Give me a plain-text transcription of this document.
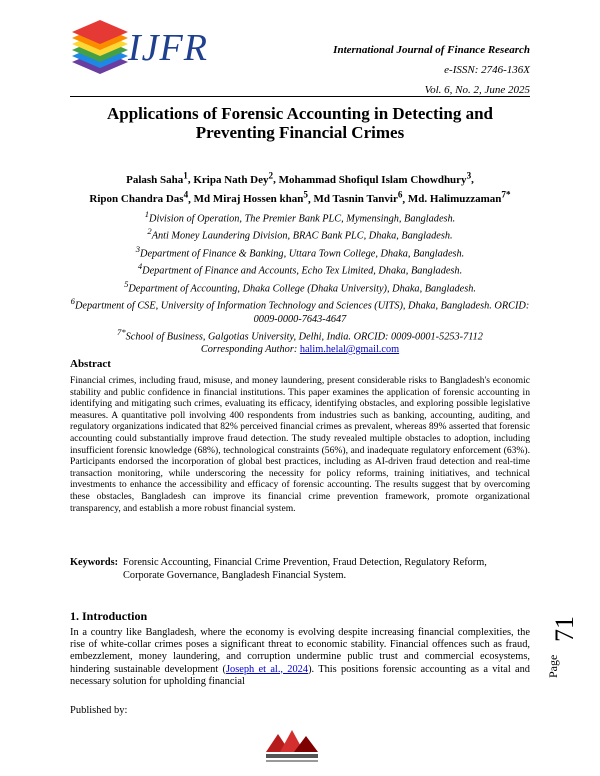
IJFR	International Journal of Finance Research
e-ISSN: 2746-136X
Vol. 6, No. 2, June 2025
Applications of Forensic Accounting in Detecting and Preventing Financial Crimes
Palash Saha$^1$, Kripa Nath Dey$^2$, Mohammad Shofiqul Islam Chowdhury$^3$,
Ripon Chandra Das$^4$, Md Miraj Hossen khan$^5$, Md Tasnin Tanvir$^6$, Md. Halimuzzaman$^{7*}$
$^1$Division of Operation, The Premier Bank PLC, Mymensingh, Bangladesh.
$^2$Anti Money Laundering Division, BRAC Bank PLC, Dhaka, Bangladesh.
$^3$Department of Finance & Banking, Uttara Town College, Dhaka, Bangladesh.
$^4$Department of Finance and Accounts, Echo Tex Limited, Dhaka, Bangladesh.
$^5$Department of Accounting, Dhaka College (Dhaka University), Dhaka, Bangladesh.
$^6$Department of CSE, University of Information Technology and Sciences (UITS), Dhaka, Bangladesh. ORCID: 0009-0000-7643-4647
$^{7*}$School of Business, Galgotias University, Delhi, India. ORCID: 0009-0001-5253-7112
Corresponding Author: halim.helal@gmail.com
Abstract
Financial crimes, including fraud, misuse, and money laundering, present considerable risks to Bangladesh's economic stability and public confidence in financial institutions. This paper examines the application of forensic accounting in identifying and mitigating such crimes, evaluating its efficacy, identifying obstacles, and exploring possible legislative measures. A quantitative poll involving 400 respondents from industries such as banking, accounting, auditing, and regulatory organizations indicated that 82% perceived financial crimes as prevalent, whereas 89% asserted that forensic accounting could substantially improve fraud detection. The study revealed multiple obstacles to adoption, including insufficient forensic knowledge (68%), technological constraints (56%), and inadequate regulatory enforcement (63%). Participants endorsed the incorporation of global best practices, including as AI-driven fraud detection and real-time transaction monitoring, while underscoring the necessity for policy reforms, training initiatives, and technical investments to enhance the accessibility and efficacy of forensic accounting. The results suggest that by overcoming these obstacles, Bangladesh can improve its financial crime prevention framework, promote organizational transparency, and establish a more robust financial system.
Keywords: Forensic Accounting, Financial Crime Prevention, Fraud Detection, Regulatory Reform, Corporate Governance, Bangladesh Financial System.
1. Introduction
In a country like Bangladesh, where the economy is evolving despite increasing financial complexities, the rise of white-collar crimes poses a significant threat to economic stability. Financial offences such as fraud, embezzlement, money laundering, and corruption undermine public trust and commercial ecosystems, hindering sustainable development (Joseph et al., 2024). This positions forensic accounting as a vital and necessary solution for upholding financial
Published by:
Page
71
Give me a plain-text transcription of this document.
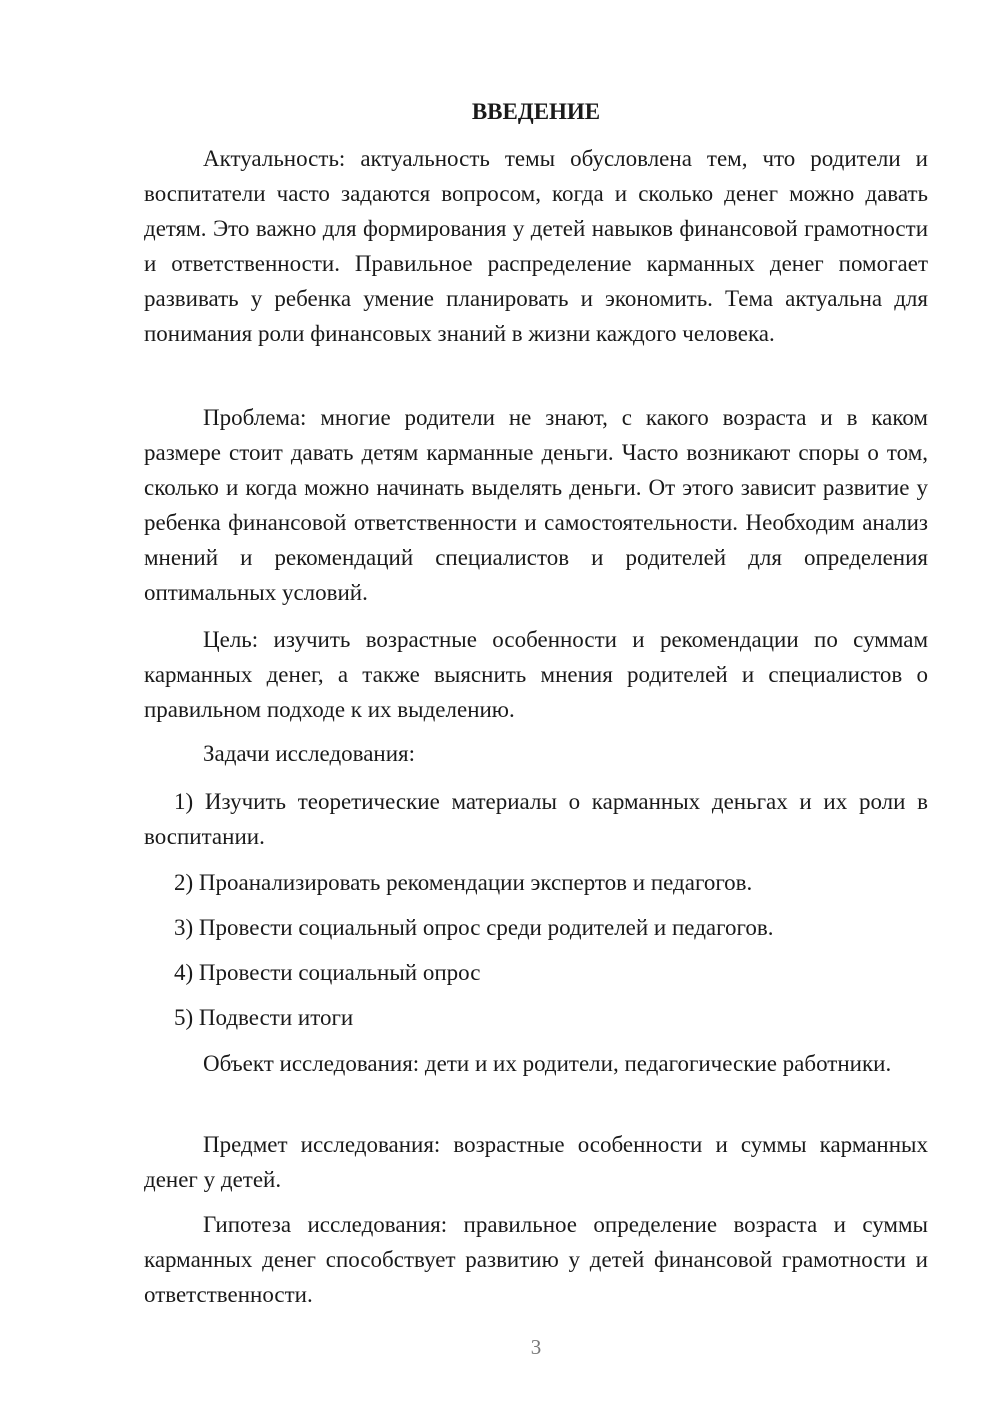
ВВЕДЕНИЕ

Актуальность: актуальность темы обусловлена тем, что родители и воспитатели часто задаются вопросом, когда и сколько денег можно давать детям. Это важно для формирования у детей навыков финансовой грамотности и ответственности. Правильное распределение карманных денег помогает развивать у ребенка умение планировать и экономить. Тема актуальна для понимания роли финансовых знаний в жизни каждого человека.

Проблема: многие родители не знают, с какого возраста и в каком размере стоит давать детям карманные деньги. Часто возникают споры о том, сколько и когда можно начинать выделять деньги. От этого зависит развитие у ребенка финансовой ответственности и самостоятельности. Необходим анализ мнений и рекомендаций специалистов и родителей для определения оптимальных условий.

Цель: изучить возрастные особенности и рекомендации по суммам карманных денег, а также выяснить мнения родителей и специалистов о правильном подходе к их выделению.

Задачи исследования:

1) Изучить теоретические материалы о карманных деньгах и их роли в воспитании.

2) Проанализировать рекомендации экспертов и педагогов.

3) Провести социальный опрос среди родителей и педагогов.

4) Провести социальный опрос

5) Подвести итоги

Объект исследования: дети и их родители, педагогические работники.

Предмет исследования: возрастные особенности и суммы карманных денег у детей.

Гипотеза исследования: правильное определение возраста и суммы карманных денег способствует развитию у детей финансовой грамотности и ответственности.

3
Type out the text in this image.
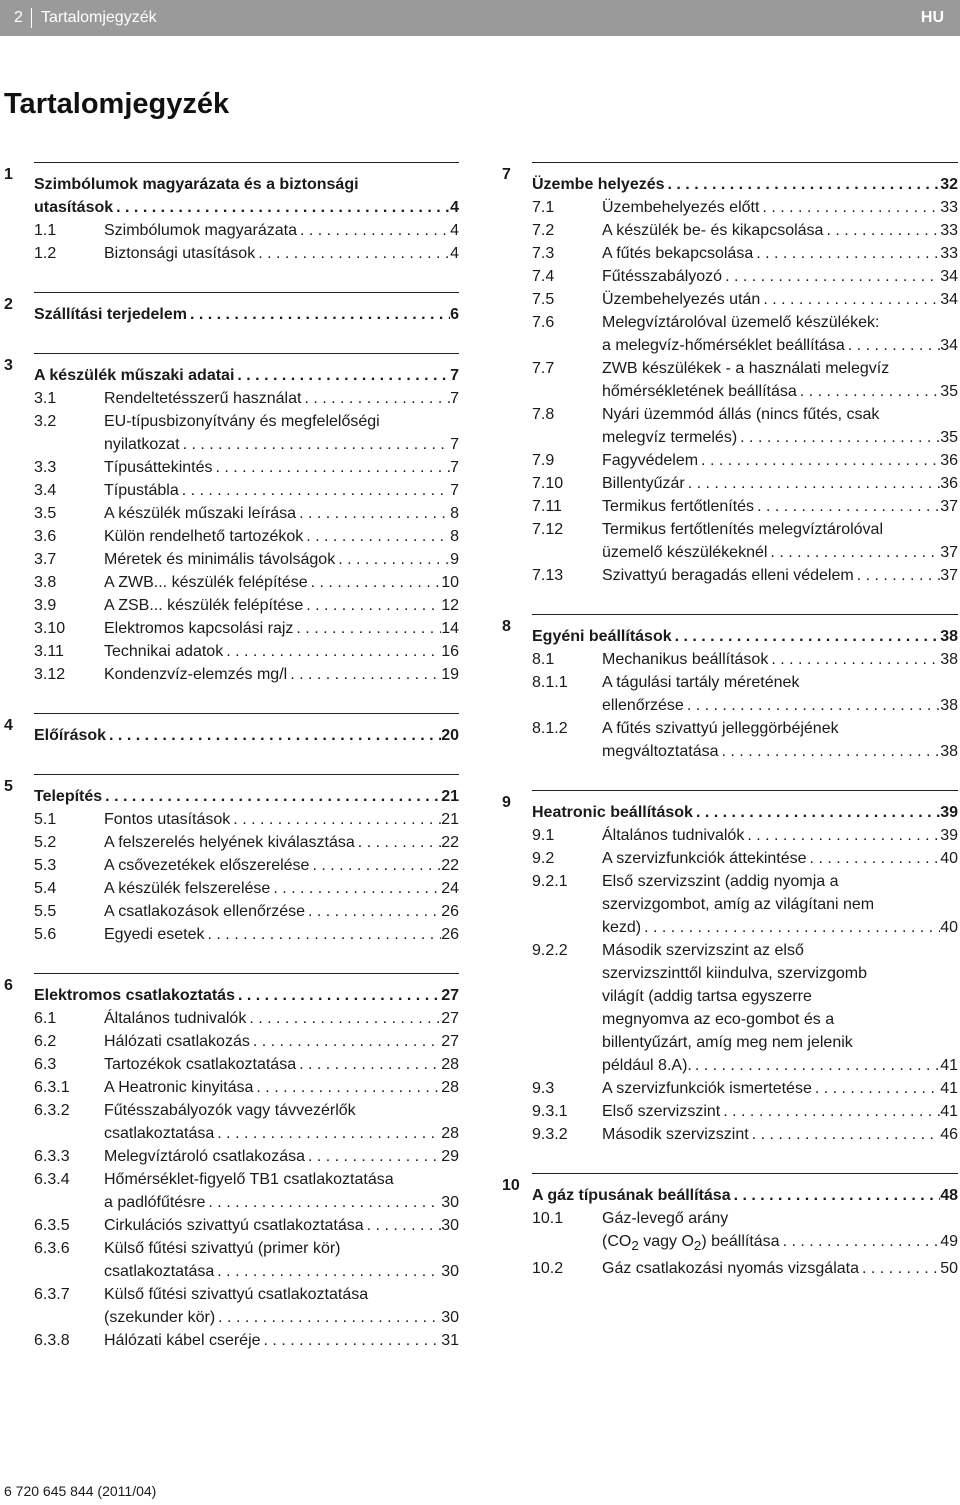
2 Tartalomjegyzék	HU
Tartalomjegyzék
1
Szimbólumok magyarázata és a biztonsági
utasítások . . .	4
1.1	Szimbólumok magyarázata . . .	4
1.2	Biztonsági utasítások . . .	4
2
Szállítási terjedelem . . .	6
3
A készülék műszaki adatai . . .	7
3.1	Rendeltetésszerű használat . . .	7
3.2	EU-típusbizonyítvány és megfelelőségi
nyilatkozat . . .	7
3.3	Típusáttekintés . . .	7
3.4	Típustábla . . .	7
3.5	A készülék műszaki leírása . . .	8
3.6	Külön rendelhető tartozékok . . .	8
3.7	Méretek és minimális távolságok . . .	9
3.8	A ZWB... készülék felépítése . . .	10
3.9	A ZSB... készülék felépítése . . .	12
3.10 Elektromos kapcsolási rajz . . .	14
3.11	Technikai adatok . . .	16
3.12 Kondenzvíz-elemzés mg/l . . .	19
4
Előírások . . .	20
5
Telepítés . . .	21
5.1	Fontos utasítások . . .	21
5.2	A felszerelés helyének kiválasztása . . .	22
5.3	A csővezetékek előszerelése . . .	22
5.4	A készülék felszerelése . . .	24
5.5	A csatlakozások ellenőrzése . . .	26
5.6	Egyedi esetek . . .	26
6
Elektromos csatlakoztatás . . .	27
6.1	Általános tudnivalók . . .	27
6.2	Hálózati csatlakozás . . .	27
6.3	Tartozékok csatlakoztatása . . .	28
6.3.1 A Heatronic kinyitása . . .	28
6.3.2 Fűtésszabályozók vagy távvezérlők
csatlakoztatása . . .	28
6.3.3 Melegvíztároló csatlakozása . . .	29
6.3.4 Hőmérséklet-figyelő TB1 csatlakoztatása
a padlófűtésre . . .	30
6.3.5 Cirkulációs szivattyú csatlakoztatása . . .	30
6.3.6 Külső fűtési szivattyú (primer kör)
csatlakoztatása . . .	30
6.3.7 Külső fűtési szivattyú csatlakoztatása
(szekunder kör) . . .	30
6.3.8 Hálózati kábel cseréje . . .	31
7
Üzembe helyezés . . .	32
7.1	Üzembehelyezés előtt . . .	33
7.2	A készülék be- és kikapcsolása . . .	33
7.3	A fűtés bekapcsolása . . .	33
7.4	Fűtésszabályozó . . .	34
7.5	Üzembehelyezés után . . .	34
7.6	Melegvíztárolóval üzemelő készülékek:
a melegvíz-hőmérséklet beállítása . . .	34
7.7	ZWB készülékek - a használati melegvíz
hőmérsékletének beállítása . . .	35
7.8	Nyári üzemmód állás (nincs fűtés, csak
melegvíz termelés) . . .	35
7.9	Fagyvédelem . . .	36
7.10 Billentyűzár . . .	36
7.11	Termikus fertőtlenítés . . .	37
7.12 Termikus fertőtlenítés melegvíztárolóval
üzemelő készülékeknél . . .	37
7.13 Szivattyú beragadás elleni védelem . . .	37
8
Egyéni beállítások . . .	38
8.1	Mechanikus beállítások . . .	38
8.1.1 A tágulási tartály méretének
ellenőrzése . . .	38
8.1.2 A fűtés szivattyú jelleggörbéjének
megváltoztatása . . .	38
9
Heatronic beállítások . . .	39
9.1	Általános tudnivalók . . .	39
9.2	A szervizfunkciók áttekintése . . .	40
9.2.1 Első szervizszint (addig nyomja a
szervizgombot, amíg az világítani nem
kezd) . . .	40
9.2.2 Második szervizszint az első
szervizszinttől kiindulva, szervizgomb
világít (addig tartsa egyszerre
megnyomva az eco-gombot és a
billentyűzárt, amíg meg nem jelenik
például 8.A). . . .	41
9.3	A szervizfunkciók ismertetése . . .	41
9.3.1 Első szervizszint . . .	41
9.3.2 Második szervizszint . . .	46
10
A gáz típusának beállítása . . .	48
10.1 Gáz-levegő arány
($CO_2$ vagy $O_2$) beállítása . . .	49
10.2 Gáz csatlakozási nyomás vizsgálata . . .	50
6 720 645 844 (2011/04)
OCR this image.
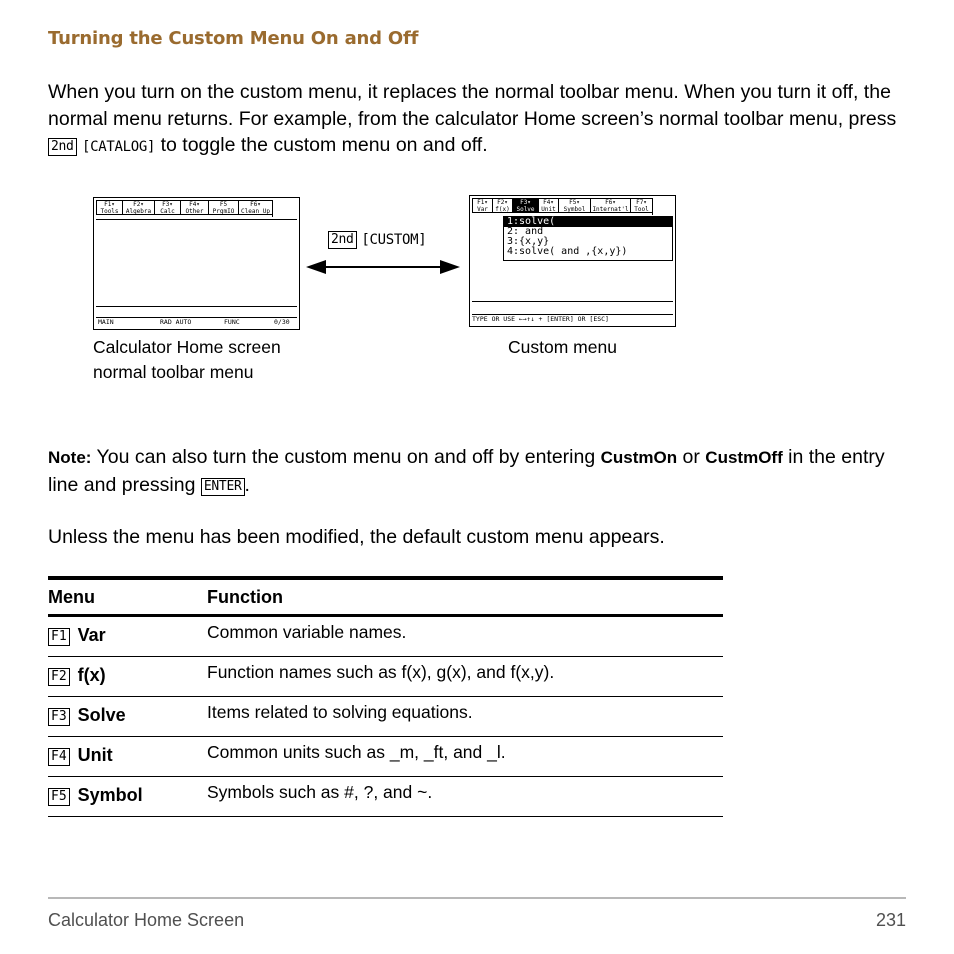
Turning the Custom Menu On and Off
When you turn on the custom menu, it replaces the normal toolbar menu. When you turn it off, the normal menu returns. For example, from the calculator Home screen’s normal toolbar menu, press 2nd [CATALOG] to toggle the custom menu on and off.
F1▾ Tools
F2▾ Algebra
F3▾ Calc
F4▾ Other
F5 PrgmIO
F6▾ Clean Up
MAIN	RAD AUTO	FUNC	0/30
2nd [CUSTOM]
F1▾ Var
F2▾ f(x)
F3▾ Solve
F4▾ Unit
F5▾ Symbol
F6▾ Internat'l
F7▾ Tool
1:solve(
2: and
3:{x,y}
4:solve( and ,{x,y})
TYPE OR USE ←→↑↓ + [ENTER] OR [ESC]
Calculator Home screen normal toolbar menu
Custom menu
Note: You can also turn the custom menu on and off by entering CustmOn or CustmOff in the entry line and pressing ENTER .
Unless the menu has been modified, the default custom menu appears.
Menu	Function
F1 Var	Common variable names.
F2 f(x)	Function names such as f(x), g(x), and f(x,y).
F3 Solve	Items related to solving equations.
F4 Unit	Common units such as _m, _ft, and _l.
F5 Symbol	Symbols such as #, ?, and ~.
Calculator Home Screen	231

(WRITTEN EXERCISE)
Search the data above for the word "особенности", then gather each line in which it appears.

(EXPECTED ANSWER)
Цель: изучить возрастные особенности и рекомендации по суммам карманных денег, а также выяснить мнения родителей и специалистов о правильном подходе к их выделению.
Предмет исследования: возрастные особенности и суммы карманных денег у детей.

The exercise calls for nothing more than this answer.